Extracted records
★ ★ ★ ★

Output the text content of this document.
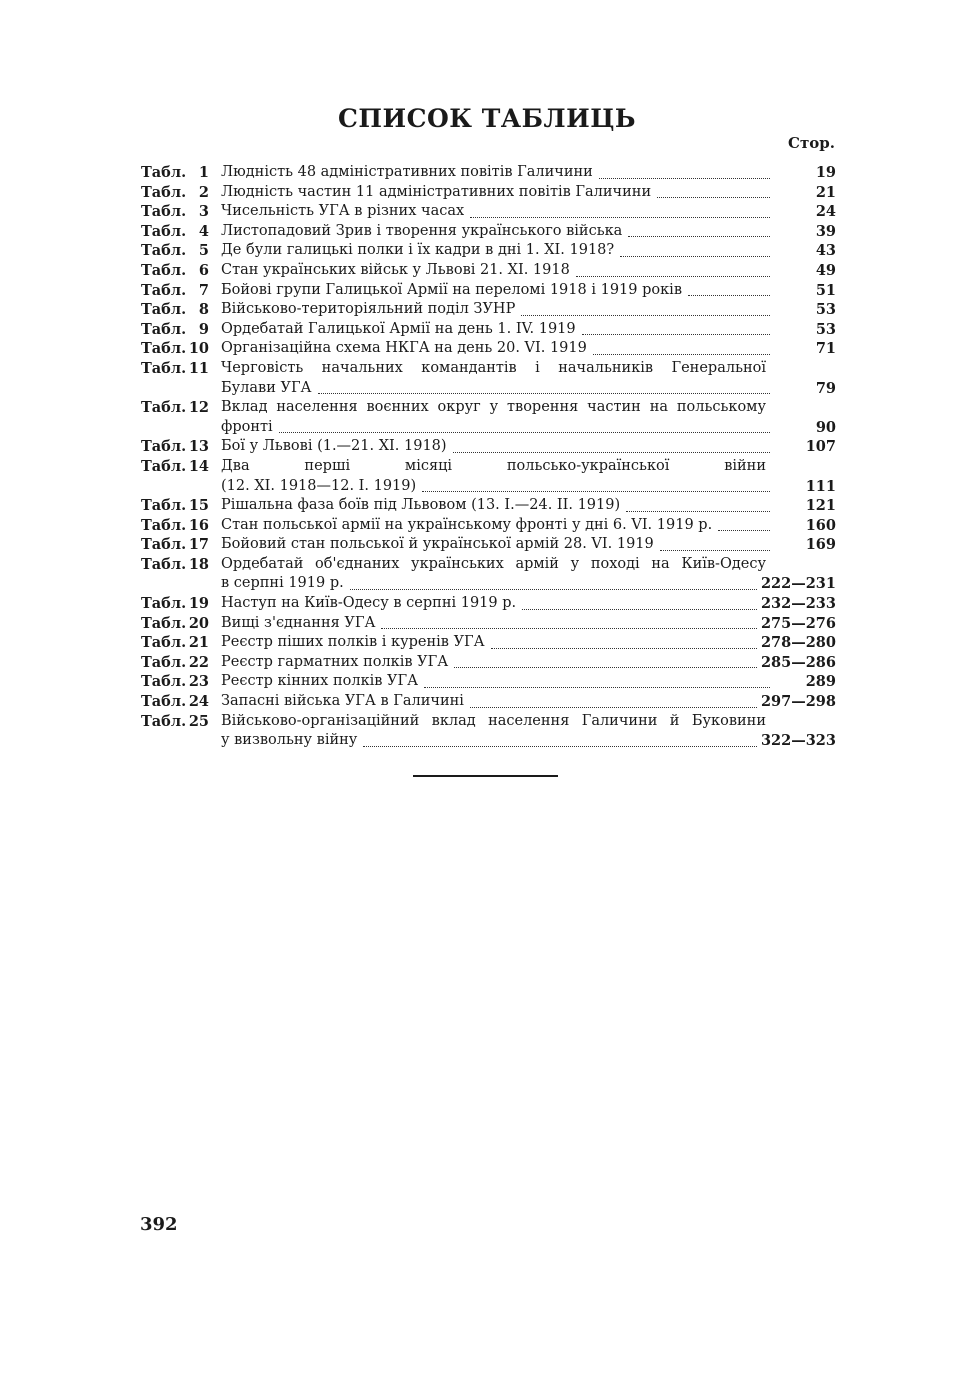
СПИСОК ТАБЛИЦЬ
Стор.
Табл. 1 Людність 48 адміністративних повітів Галичини	19
Табл. 2 Людність частин 11 адміністративних повітів Галичини	21
Табл. 3 Чисельність УГА в різних часах	24
Табл. 4 Листопадовий Зрив і творення українського війська	39
Табл. 5 Де були галицькі полки і їх кадри в дні 1. XI. 1918?	43
Табл. 6 Стан українських військ у Львові 21. XI. 1918	49
Табл. 7 Бойові групи Галицької Армії на переломі 1918 і 1919 років	51
Табл. 8 Військово-територіяльний поділ ЗУНР	53
Табл. 9 Ордебатай Галицької Армії на день 1. IV. 1919	53
Табл. 10 Організаційна схема НКГА на день 20. VI. 1919	71
Табл. 11 Черговість начальних командантів і начальників Генеральної
Булави УГА	79
Табл. 12 Вклад населення воєнних округ у творення частин на польському
фронті	90
Табл. 13 Бої у Львові (1.—21. XI. 1918)	107
Табл. 14 Два перші місяці польсько-української війни
(12. XI. 1918—12. I. 1919)	111
Табл. 15 Рішальна фаза боїв під Львовом (13. I.—24. II. 1919)	121
Табл. 16 Стан польської армії на українському фронті у дні 6. VI. 1919 р.	160
Табл. 17 Бойовий стан польської й української армій 28. VI. 1919	169
Табл. 18 Ордебатай об'єднаних українських армій у поході на Київ-Одесу
в серпні 1919 р.	222—231
Табл. 19 Наступ на Київ-Одесу в серпні 1919 р.	232—233
Табл. 20 Вищі з'єднання УГА	275—276
Табл. 21 Реєстр піших полків і куренів УГА	278—280
Табл. 22 Реєстр гарматних полків УГА	285—286
Табл. 23 Реєстр кінних полків УГА	289
Табл. 24 Запасні війська УГА в Галичині	297—298
Табл. 25 Військово-організаційний вклад населення Галичини й Буковини
у визвольну війну	322—323
392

★ ★ ★ ★

*Stated goal*:
Show, from the material above, each line that includes the string "серпні".

*Task result*:
в серпні 1919 р.	222—231
Табл. 19 Наступ на Київ-Одесу в серпні 1919 р.	232—233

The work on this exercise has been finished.